Stored data entries
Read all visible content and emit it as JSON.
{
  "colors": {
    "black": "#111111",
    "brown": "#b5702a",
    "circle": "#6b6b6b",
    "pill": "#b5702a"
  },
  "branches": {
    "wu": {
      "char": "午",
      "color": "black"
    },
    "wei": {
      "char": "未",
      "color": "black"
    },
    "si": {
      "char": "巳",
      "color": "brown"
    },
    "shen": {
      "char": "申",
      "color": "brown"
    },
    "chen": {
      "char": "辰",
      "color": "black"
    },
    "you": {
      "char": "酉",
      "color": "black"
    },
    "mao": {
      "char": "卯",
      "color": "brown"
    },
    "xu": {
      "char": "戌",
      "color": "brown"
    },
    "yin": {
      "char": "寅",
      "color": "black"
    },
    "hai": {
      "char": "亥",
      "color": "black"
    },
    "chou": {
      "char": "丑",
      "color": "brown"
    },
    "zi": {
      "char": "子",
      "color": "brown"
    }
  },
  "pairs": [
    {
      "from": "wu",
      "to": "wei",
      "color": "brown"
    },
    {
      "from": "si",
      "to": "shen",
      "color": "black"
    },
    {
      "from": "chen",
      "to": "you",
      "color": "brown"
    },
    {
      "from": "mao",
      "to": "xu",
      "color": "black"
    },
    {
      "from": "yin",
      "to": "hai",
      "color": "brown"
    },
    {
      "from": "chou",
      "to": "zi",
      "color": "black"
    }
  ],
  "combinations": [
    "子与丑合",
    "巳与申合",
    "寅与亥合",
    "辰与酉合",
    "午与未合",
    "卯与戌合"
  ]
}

* [TASK TO COMPLETE]:
From the records, copy every line that has the string "char" in it.

* [WRITTEN SOLUTION]:
      "char": "午",
      "char": "未",
      "char": "巳",
      "char": "申",
      "char": "辰",
      "char": "酉",
      "char": "卯",
      "char": "戌",
      "char": "寅",
      "char": "亥",
      "char": "丑",
      "char": "子",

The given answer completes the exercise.